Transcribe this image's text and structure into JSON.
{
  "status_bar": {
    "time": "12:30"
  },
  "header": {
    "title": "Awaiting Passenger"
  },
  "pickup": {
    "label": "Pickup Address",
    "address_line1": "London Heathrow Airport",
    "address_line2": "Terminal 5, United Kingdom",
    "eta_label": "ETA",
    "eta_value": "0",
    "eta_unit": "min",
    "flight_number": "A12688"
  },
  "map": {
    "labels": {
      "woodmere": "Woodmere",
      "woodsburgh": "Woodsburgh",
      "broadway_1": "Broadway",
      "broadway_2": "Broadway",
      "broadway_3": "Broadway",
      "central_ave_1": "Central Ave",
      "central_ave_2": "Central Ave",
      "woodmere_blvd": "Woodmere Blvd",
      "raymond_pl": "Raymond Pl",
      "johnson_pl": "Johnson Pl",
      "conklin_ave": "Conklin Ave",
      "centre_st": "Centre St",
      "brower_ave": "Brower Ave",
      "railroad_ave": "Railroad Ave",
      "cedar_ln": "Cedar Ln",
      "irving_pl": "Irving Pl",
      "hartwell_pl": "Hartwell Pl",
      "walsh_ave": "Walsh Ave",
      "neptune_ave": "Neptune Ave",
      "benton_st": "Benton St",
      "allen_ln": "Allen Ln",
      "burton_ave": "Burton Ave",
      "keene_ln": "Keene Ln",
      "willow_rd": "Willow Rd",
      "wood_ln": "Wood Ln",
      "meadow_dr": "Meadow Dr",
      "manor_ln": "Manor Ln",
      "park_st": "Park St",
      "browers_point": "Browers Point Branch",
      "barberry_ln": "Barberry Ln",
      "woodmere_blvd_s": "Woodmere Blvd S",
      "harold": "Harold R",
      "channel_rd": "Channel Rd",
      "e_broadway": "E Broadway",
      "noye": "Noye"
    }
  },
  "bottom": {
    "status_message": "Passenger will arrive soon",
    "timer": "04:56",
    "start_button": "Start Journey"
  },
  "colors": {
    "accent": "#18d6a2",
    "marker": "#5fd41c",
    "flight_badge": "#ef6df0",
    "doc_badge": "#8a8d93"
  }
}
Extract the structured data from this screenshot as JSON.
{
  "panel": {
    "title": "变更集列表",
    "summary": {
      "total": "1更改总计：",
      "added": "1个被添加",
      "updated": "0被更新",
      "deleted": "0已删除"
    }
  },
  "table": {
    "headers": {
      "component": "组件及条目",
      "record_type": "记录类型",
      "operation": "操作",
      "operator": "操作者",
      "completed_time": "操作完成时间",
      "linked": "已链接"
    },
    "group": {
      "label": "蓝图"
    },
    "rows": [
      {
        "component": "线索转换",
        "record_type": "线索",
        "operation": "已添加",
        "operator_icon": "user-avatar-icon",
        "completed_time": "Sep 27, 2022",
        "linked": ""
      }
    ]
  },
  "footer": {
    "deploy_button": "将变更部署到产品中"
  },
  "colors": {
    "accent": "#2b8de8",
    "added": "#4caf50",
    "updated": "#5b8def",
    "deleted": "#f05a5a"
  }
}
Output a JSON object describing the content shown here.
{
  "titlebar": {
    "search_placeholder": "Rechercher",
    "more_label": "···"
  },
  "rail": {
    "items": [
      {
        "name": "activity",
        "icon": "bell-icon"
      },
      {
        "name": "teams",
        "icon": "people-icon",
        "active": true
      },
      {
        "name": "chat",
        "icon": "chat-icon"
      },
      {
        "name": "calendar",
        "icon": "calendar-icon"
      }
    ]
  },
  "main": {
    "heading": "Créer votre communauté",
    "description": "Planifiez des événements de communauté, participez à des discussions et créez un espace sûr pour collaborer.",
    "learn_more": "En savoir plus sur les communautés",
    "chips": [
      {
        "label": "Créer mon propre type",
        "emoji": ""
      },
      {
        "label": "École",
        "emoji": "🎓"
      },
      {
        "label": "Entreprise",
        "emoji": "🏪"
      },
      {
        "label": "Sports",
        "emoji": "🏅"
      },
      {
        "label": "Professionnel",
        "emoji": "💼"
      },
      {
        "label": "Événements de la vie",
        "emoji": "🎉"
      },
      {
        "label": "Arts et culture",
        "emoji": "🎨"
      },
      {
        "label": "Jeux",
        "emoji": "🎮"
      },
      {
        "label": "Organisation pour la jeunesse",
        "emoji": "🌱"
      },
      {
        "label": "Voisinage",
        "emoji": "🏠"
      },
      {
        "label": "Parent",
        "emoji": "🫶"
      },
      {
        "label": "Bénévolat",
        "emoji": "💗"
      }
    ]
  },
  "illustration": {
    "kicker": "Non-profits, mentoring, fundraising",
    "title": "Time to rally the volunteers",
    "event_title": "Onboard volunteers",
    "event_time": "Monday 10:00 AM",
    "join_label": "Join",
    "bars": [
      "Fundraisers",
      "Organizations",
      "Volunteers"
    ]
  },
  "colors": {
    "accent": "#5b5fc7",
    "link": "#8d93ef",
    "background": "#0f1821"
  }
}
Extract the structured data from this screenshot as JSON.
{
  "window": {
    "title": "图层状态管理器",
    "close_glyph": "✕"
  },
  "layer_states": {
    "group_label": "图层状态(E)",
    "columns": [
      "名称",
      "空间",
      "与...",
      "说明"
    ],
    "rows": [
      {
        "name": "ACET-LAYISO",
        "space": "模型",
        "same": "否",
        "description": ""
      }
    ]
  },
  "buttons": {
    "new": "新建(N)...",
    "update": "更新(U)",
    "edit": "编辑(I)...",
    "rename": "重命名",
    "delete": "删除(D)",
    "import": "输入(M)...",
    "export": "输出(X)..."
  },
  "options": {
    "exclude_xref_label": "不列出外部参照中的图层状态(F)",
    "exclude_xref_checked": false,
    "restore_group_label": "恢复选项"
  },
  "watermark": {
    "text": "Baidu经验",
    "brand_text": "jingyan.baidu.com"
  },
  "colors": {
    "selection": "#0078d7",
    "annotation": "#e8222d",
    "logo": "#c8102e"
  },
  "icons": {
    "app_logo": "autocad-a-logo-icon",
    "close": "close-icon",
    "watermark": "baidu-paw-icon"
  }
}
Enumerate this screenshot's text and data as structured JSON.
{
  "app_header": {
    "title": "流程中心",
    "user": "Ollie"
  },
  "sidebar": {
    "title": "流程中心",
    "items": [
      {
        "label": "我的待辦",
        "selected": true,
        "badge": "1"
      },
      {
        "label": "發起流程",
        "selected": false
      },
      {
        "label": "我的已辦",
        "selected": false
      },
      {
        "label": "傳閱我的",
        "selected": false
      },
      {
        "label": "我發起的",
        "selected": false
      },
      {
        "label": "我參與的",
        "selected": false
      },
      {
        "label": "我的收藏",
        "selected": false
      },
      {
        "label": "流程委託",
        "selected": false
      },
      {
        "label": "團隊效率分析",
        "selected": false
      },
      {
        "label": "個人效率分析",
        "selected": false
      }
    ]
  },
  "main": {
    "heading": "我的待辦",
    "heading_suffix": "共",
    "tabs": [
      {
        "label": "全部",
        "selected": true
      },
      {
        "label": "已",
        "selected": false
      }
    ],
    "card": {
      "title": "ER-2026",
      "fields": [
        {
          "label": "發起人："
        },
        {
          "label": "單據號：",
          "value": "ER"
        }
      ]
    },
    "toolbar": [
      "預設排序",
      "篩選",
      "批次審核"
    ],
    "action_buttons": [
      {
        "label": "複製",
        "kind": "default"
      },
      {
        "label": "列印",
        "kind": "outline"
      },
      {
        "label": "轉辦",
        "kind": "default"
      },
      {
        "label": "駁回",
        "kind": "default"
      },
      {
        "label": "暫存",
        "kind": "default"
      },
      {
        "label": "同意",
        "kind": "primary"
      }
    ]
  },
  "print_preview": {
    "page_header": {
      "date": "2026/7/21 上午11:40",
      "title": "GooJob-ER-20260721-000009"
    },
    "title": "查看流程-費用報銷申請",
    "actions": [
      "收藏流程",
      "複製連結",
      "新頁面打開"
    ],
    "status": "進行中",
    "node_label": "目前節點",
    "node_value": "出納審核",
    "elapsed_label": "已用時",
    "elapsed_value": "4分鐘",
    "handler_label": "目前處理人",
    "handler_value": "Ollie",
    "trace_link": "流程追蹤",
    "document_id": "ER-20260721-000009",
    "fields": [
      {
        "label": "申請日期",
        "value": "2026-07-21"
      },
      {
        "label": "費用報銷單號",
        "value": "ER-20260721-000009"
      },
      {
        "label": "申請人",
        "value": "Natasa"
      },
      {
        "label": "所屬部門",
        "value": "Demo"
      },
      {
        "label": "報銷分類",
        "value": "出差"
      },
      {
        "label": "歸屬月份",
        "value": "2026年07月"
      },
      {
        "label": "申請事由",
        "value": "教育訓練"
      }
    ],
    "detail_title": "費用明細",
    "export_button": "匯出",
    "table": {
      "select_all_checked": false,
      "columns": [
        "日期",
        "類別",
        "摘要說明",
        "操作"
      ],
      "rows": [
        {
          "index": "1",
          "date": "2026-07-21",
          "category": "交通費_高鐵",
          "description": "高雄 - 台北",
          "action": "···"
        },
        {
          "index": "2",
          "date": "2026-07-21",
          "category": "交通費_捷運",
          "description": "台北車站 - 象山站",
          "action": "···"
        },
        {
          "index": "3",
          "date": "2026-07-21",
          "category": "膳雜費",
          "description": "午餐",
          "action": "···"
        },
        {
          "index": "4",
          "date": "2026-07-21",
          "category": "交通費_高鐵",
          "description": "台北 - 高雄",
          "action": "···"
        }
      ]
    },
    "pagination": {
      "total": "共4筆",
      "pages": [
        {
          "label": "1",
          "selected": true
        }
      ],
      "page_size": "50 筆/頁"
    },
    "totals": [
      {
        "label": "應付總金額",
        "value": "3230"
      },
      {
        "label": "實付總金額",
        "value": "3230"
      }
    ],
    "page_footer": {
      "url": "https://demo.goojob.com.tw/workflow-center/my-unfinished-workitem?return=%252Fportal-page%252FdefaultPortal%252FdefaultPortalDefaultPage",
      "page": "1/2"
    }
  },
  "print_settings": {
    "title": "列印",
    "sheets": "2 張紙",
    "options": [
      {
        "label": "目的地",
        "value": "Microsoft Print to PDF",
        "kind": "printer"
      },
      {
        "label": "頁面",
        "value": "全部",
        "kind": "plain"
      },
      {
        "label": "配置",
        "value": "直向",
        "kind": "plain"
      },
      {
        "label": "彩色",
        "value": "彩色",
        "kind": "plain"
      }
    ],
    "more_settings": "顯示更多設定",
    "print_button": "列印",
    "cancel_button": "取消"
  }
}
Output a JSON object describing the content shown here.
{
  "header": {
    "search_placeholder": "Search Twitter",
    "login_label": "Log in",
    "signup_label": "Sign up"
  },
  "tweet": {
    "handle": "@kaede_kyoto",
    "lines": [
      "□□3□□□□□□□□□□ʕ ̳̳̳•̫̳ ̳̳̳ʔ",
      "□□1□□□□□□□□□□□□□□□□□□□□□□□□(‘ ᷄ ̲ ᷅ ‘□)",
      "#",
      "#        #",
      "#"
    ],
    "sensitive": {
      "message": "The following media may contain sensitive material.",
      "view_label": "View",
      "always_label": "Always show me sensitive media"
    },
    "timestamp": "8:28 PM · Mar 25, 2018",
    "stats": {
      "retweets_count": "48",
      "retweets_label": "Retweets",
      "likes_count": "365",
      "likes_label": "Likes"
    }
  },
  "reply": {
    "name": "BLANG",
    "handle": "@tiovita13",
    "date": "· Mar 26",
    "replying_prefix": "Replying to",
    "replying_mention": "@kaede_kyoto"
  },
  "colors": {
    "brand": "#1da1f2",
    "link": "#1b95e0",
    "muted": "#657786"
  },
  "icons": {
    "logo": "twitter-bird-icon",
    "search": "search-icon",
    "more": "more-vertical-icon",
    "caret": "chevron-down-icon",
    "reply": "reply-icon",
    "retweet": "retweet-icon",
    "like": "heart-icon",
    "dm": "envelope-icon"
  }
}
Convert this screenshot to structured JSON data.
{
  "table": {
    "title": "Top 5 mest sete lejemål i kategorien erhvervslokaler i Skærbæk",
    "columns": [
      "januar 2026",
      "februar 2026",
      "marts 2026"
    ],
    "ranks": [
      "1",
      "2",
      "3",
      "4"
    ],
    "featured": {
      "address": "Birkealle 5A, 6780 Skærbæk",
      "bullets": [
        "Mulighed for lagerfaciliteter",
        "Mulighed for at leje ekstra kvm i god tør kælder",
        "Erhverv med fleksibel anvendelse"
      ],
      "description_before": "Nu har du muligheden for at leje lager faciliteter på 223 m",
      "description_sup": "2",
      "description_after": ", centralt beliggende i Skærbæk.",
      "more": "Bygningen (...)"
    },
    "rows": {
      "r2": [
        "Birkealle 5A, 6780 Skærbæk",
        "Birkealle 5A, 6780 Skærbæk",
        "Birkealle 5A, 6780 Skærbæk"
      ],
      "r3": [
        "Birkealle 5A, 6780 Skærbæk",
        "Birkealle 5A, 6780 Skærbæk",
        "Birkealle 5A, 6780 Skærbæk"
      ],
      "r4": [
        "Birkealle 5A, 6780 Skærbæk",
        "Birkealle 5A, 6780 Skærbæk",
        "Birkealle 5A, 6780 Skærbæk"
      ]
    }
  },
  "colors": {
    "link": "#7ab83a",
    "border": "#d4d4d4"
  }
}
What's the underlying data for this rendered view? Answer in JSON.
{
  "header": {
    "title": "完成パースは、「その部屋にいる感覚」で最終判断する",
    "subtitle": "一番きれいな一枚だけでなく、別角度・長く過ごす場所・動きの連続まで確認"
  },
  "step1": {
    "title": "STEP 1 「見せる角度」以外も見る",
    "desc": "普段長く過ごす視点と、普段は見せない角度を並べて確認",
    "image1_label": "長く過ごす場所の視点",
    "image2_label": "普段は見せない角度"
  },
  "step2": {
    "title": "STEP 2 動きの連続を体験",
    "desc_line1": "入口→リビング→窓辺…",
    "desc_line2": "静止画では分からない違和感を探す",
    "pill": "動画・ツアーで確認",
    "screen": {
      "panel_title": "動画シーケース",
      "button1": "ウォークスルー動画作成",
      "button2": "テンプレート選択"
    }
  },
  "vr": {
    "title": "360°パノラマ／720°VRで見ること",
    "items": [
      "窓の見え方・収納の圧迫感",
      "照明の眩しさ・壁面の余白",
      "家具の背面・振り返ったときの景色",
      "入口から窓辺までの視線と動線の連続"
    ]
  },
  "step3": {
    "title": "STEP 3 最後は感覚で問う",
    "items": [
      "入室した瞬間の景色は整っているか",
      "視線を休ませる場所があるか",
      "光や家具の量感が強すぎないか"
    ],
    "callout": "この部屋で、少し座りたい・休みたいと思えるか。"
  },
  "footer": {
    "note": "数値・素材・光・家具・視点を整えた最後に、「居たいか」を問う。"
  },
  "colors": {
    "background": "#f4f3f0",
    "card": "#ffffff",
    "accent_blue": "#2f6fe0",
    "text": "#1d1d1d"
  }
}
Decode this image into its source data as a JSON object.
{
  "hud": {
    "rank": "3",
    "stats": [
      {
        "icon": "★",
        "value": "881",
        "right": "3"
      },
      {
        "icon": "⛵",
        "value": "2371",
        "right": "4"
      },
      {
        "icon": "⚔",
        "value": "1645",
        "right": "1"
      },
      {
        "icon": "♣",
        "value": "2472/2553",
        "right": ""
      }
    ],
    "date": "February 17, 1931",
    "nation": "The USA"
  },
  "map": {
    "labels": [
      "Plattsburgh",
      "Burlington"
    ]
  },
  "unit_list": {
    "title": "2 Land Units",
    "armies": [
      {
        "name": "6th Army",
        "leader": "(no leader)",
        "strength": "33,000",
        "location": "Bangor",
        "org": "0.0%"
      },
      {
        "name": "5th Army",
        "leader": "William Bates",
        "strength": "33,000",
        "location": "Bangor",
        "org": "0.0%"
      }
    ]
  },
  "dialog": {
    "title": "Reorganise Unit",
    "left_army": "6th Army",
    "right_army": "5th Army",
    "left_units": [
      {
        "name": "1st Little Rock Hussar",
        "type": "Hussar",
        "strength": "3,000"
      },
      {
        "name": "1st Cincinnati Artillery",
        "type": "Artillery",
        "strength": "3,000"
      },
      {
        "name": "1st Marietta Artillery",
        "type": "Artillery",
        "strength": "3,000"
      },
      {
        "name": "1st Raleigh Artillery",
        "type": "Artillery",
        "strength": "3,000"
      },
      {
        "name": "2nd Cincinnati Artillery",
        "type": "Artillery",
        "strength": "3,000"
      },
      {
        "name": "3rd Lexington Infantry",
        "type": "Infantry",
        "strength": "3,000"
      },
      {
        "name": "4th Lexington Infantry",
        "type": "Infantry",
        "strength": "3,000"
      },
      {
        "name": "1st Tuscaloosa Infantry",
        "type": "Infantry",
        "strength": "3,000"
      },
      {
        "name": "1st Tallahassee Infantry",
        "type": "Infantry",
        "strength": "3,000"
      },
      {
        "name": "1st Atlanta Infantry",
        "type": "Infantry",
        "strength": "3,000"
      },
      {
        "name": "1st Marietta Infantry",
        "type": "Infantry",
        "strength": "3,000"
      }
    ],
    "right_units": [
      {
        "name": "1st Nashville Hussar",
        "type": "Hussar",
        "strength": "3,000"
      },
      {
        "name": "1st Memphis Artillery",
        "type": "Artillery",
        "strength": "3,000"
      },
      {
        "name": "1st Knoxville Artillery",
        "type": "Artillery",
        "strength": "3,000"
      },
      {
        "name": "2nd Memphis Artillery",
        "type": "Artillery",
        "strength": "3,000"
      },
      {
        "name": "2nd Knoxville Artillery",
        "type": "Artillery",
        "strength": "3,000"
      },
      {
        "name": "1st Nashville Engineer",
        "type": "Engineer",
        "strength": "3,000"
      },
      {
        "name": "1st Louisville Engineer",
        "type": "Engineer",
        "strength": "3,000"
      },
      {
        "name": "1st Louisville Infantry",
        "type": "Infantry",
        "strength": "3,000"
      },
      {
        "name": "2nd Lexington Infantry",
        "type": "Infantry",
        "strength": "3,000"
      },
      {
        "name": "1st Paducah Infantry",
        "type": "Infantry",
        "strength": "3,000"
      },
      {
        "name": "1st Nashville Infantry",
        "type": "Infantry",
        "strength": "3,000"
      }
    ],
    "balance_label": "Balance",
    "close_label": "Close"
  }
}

Problem description: Copy every line of the records above that holds the word "Blvd".

Answer to this problem:
      "woodmere_blvd": "Woodmere Blvd",
      "woodmere_blvd_s": "Woodmere Blvd S",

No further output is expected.